DATA TO PROCESS

::::::::::

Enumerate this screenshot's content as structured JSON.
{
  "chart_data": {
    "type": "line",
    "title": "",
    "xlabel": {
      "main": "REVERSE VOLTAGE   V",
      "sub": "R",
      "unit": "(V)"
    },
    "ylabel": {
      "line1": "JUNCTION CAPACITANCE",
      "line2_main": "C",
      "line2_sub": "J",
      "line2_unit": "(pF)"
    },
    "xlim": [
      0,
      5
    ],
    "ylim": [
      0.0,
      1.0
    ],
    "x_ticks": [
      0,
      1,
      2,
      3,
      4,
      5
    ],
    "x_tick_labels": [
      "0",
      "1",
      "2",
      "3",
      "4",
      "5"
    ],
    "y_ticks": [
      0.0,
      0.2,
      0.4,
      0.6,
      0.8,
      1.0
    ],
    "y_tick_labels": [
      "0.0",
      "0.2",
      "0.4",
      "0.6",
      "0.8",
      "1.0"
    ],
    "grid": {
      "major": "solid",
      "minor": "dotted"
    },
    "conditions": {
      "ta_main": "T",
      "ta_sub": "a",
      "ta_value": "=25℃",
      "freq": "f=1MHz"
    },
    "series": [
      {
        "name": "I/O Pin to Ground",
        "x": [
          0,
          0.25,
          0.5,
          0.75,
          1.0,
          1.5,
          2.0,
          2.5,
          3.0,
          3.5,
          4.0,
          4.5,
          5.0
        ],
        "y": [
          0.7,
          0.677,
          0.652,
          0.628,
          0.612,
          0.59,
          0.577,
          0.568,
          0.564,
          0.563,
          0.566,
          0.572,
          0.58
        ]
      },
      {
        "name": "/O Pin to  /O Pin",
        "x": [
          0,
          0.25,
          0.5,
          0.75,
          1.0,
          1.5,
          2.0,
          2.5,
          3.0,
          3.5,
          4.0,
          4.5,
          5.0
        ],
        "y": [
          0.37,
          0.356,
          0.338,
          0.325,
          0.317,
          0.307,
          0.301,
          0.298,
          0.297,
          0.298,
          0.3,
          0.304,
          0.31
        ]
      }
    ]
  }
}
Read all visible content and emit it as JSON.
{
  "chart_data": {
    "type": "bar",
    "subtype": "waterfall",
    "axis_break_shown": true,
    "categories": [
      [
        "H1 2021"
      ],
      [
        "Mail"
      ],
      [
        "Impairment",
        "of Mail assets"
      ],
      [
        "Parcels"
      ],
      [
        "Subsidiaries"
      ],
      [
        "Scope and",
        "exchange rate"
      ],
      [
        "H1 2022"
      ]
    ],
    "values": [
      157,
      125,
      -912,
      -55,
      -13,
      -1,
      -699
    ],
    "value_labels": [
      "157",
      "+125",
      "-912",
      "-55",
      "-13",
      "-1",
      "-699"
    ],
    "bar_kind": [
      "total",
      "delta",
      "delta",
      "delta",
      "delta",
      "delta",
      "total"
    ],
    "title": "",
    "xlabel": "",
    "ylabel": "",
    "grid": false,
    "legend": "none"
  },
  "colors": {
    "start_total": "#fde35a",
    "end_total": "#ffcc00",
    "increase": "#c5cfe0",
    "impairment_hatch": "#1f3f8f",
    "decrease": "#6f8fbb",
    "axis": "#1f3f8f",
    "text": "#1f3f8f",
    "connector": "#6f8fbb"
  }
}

::::::::::

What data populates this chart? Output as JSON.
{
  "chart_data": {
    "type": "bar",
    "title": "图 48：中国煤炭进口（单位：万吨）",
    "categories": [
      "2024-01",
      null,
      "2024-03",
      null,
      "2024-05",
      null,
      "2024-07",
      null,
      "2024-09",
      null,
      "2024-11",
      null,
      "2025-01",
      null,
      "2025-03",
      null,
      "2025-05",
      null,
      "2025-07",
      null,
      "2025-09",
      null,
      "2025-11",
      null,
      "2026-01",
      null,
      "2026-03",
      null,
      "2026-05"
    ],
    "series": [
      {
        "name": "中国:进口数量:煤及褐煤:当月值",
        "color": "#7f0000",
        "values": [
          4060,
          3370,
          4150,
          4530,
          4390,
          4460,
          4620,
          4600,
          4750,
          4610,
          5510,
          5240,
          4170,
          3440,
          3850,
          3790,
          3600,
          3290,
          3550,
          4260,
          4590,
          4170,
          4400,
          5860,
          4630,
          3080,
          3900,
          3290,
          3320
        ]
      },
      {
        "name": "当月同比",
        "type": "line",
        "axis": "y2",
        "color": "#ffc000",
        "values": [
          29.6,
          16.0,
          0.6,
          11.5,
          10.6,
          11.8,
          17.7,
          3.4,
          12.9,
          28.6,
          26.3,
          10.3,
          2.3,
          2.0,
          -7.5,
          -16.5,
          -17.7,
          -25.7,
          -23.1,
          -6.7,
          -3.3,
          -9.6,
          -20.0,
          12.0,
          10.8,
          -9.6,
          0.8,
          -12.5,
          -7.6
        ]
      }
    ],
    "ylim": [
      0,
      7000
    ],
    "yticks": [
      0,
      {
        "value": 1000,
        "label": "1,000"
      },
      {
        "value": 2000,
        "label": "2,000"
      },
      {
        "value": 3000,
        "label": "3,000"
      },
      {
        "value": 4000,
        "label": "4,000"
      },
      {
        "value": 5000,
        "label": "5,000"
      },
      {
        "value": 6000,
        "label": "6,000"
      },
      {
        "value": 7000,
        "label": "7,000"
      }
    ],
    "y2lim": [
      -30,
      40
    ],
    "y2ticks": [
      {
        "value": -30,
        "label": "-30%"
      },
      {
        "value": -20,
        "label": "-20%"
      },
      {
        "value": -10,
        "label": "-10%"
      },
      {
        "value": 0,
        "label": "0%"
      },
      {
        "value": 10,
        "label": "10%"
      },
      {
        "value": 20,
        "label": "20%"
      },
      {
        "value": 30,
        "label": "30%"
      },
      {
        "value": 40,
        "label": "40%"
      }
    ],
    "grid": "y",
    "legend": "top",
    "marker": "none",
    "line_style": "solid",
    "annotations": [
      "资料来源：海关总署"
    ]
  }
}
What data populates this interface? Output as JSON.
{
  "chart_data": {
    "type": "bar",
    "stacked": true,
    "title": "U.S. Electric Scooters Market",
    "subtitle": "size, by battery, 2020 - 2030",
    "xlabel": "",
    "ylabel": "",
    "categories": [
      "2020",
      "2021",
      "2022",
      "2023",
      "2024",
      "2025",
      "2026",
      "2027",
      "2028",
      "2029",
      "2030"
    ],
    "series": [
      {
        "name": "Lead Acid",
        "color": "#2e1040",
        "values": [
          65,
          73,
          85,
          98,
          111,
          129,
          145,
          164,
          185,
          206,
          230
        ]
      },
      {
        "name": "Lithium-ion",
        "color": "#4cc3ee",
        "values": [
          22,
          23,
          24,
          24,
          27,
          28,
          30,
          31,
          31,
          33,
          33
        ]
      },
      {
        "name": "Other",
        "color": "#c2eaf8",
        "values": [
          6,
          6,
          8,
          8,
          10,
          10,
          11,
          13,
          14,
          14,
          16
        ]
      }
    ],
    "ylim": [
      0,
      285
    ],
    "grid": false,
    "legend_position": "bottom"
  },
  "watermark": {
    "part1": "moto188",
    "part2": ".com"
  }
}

::::::::::

WHAT IS ASKED
Where a line holds "name", copy that line.

RESPONSE TO THE EXERCISE
        "name": "I/O Pin to Ground",
        "name": "/O Pin to  /O Pin",
        "name": "中国:进口数量:煤及褐煤:当月值",
        "name": "当月同比",
        "name": "Lead Acid",
        "name": "Lithium-ion",
        "name": "Other",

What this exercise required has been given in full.